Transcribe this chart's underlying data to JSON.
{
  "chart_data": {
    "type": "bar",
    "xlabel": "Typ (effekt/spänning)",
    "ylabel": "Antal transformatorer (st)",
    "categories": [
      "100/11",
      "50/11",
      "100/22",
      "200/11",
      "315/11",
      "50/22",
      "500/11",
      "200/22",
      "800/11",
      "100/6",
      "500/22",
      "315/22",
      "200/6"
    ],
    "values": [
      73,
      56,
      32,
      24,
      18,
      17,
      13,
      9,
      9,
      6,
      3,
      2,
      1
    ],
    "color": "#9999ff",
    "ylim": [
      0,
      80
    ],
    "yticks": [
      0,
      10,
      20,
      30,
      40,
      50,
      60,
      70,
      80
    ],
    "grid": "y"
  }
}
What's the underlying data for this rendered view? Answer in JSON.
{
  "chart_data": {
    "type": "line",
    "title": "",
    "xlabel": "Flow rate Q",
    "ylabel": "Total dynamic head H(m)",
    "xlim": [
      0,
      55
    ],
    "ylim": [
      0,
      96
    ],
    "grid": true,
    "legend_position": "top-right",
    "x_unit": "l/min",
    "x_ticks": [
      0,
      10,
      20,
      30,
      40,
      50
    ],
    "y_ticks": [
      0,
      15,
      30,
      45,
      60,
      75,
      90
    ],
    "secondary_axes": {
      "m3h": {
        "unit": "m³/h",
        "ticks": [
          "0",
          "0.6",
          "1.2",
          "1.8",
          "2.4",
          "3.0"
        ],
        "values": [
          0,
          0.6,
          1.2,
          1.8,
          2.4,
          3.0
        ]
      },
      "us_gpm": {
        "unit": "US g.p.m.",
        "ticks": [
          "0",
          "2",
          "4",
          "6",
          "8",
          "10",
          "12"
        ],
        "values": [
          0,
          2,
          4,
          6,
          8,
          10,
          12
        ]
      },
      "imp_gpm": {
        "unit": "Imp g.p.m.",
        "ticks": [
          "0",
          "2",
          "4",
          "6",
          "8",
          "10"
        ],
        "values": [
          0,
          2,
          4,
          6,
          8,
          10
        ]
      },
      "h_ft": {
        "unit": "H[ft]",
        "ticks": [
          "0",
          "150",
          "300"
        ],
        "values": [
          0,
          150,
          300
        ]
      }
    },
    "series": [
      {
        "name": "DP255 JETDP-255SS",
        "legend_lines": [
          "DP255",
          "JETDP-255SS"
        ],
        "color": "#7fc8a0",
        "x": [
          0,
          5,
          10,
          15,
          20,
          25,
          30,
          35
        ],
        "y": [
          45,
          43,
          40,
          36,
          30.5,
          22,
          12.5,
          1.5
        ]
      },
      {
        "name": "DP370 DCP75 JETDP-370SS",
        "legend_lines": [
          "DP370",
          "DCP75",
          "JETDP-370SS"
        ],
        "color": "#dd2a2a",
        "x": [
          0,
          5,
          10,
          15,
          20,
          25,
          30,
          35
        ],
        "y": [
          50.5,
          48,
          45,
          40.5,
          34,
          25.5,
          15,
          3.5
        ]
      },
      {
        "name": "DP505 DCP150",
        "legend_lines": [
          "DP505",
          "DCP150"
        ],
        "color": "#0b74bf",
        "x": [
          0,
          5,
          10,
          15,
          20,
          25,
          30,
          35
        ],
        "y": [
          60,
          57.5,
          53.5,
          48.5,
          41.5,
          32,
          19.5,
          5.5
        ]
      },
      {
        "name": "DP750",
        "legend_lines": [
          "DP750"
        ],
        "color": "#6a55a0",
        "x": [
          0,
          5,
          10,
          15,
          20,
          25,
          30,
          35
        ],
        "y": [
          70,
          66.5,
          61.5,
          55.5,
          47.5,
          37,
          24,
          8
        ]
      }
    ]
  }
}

(Exercise aim)
Return each line where "JSON" shows up.

(Expected answer)
Transcribe this chart's underlying data to JSON.
What's the underlying data for this rendered view? Answer in JSON.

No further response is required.